%%
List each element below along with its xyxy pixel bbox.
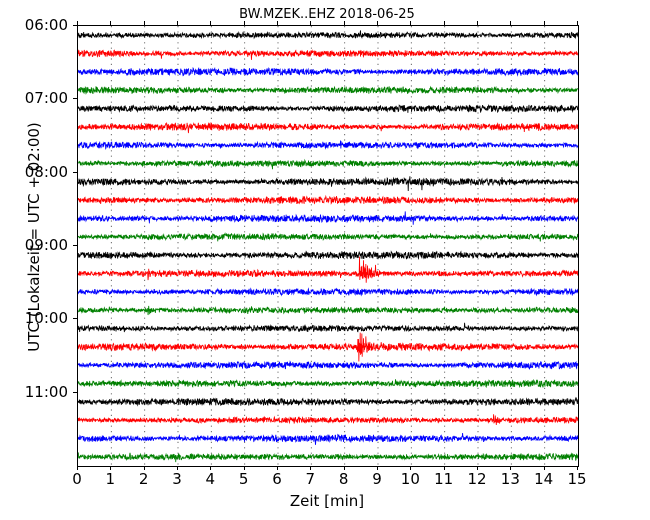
seismogram-trace	[78, 256, 578, 283]
x-tick-mark	[510, 466, 512, 470]
x-tick-mark	[77, 466, 78, 470]
seismogram-trace	[78, 250, 578, 260]
x-tick-mark	[110, 466, 112, 470]
x-tick-mark	[177, 466, 178, 470]
x-tick-mark-top	[177, 21, 178, 25]
x-tick-mark	[243, 466, 245, 470]
seismogram-trace	[78, 379, 578, 389]
y-tick-mark	[73, 245, 77, 246]
y-tick-label: 07:00	[24, 89, 68, 108]
y-tick-label: 09:00	[24, 236, 68, 254]
seismogram-trace	[78, 211, 578, 225]
y-tick-mark	[73, 318, 77, 320]
x-tick-label: 5	[238, 470, 249, 488]
y-tick-label: 08:00	[24, 162, 68, 181]
seismogram-trace	[78, 433, 578, 445]
x-tick-mark	[543, 466, 545, 470]
x-tick-label: 7	[305, 470, 316, 488]
seismogram-trace	[78, 287, 578, 297]
x-tick-mark	[477, 466, 478, 470]
y-tick-mark	[73, 25, 77, 26]
x-tick-mark	[343, 466, 345, 470]
seismogram-traces	[78, 26, 578, 466]
x-tick-mark-top	[477, 21, 478, 25]
page-title: BW.MZEK..EHZ 2018-06-25	[239, 7, 415, 22]
seismogram-trace	[78, 104, 578, 114]
y-tick-mark	[73, 98, 77, 100]
x-tick-mark	[210, 466, 212, 470]
seismogram-trace	[78, 176, 578, 191]
x-tick-mark-top	[110, 21, 112, 25]
seismogram-trace	[78, 66, 578, 77]
x-tick-mark-top	[210, 21, 212, 25]
y-tick-label: 06:00	[24, 16, 68, 34]
seismogram-trace	[78, 121, 578, 134]
seismogram-trace	[78, 332, 578, 362]
x-tick-label: 11	[434, 470, 454, 488]
x-tick-mark-top	[77, 21, 78, 25]
x-tick-mark-top	[410, 21, 412, 25]
y-tick-label: 11:00	[24, 382, 68, 401]
y-tick-label: 10:00	[24, 309, 68, 328]
x-tick-mark	[443, 466, 445, 470]
x-tick-mark-top	[243, 21, 245, 25]
x-tick-label: 13	[500, 470, 520, 488]
x-tick-label: 4	[205, 470, 216, 488]
seismogram-trace	[78, 232, 578, 242]
x-tick-label: 6	[272, 470, 282, 488]
x-tick-mark-top	[577, 21, 578, 25]
seismogram-trace	[78, 305, 578, 316]
x-tick-mark-top	[143, 21, 145, 25]
x-tick-label: 10	[400, 470, 420, 488]
x-tick-mark	[143, 466, 145, 470]
seismogram-trace	[78, 85, 578, 95]
seismogram-trace	[78, 49, 578, 60]
seismogram-trace	[78, 396, 578, 407]
x-tick-label: 1	[105, 470, 116, 488]
seismogram-trace	[78, 414, 578, 425]
x-tick-label: 14	[534, 470, 554, 488]
x-tick-label: 0	[72, 470, 82, 488]
y-tick-mark	[73, 391, 77, 393]
seismogram-trace	[78, 140, 578, 151]
seismogram-trace	[78, 158, 578, 170]
seismogram-trace	[78, 194, 578, 205]
x-tick-label: 12	[467, 470, 487, 488]
x-tick-mark	[410, 466, 412, 470]
plot-area	[77, 25, 579, 467]
x-tick-mark-top	[443, 21, 445, 25]
x-tick-mark-top	[543, 21, 545, 25]
x-tick-label: 2	[138, 470, 149, 488]
x-tick-mark	[277, 466, 278, 470]
x-tick-mark-top	[510, 21, 512, 25]
x-axis-label: Zeit [min]	[289, 492, 365, 510]
x-tick-label: 9	[372, 470, 382, 488]
y-tick-mark	[73, 171, 77, 173]
seismogram-trace	[78, 30, 578, 40]
seismogram-trace	[78, 360, 578, 370]
x-tick-mark-top	[310, 21, 312, 25]
seismogram-trace	[78, 452, 578, 463]
x-tick-mark-top	[377, 21, 378, 25]
x-tick-mark	[577, 466, 578, 470]
x-tick-mark-top	[277, 21, 278, 25]
x-tick-label: 3	[172, 470, 182, 488]
x-tick-label: 15	[567, 470, 587, 488]
x-tick-mark	[310, 466, 312, 470]
x-tick-mark	[377, 466, 378, 470]
seismogram-trace	[78, 322, 578, 333]
x-tick-label: 8	[338, 470, 349, 488]
x-tick-mark-top	[343, 21, 345, 25]
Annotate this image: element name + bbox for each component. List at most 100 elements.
%%
WORK REQUIRED →
Give back the listing above word for word, leaving out the picture.

ANSWER TO THIS TASK →
List each element below along with its xyxy pixel bbox.
seismogram-trace	[78, 256, 578, 283]
x-tick-mark	[510, 466, 512, 470]
x-tick-mark	[77, 466, 78, 470]
seismogram-trace	[78, 250, 578, 260]
x-tick-mark	[110, 466, 112, 470]
x-tick-mark	[177, 466, 178, 470]
x-tick-mark-top	[177, 21, 178, 25]
x-tick-mark	[243, 466, 245, 470]
seismogram-trace	[78, 379, 578, 389]
y-tick-mark	[73, 245, 77, 246]
y-tick-label: 07:00	[24, 89, 68, 108]
y-tick-label: 09:00	[24, 236, 68, 254]
seismogram-trace	[78, 211, 578, 225]
y-tick-mark	[73, 318, 77, 320]
x-tick-label: 5	[238, 470, 249, 488]
y-tick-label: 08:00	[24, 162, 68, 181]
seismogram-trace	[78, 433, 578, 445]
x-tick-mark	[543, 466, 545, 470]
x-tick-label: 7	[305, 470, 316, 488]
seismogram-trace	[78, 287, 578, 297]
x-tick-mark	[477, 466, 478, 470]
y-tick-mark	[73, 25, 77, 26]
x-tick-mark	[343, 466, 345, 470]
seismogram-traces	[78, 26, 578, 466]
x-tick-mark-top	[477, 21, 478, 25]
page-title: BW.MZEK..EHZ 2018-06-25	[239, 7, 415, 22]
seismogram-trace	[78, 104, 578, 114]
y-tick-mark	[73, 98, 77, 100]
x-tick-mark	[210, 466, 212, 470]
seismogram-trace	[78, 176, 578, 191]
x-tick-mark-top	[110, 21, 112, 25]
seismogram-trace	[78, 66, 578, 77]
x-tick-mark-top	[210, 21, 212, 25]
y-tick-label: 06:00	[24, 16, 68, 34]
seismogram-trace	[78, 121, 578, 134]
seismogram-trace	[78, 332, 578, 362]
x-tick-label: 11	[434, 470, 454, 488]
x-tick-mark-top	[77, 21, 78, 25]
x-tick-mark-top	[410, 21, 412, 25]
y-tick-label: 11:00	[24, 382, 68, 401]
y-tick-label: 10:00	[24, 309, 68, 328]
x-tick-mark	[443, 466, 445, 470]
x-tick-mark-top	[243, 21, 245, 25]
x-tick-label: 13	[500, 470, 520, 488]
x-tick-label: 4	[205, 470, 216, 488]
seismogram-trace	[78, 232, 578, 242]
x-tick-label: 6	[272, 470, 282, 488]
x-tick-mark-top	[577, 21, 578, 25]
seismogram-trace	[78, 305, 578, 316]
x-tick-mark-top	[143, 21, 145, 25]
x-tick-label: 10	[400, 470, 420, 488]
x-tick-mark	[143, 466, 145, 470]
seismogram-trace	[78, 85, 578, 95]
seismogram-trace	[78, 49, 578, 60]
seismogram-trace	[78, 396, 578, 407]
x-tick-label: 1	[105, 470, 116, 488]
seismogram-trace	[78, 414, 578, 425]
x-tick-label: 14	[534, 470, 554, 488]
x-tick-label: 0	[72, 470, 82, 488]
y-tick-mark	[73, 391, 77, 393]
seismogram-trace	[78, 140, 578, 151]
seismogram-trace	[78, 158, 578, 170]
seismogram-trace	[78, 194, 578, 205]
x-tick-label: 12	[467, 470, 487, 488]
x-tick-mark	[410, 466, 412, 470]
plot-area	[77, 25, 579, 467]
x-tick-mark-top	[443, 21, 445, 25]
x-tick-mark-top	[543, 21, 545, 25]
x-tick-label: 2	[138, 470, 149, 488]
x-tick-mark	[277, 466, 278, 470]
x-tick-mark-top	[510, 21, 512, 25]
x-axis-label: Zeit [min]	[289, 492, 365, 510]
x-tick-label: 9	[372, 470, 382, 488]
y-tick-mark	[73, 171, 77, 173]
seismogram-trace	[78, 30, 578, 40]
seismogram-trace	[78, 360, 578, 370]
x-tick-mark-top	[310, 21, 312, 25]
seismogram-trace	[78, 452, 578, 463]
x-tick-mark-top	[377, 21, 378, 25]
x-tick-mark	[577, 466, 578, 470]
x-tick-mark-top	[277, 21, 278, 25]
x-tick-label: 3	[172, 470, 182, 488]
x-tick-label: 15	[567, 470, 587, 488]
x-tick-mark	[310, 466, 312, 470]
x-tick-mark	[377, 466, 378, 470]
seismogram-trace	[78, 322, 578, 333]
x-tick-label: 8	[338, 470, 349, 488]
x-tick-mark-top	[343, 21, 345, 25]
Annotate this image: element name + bbox for each component. List at most 100 elements.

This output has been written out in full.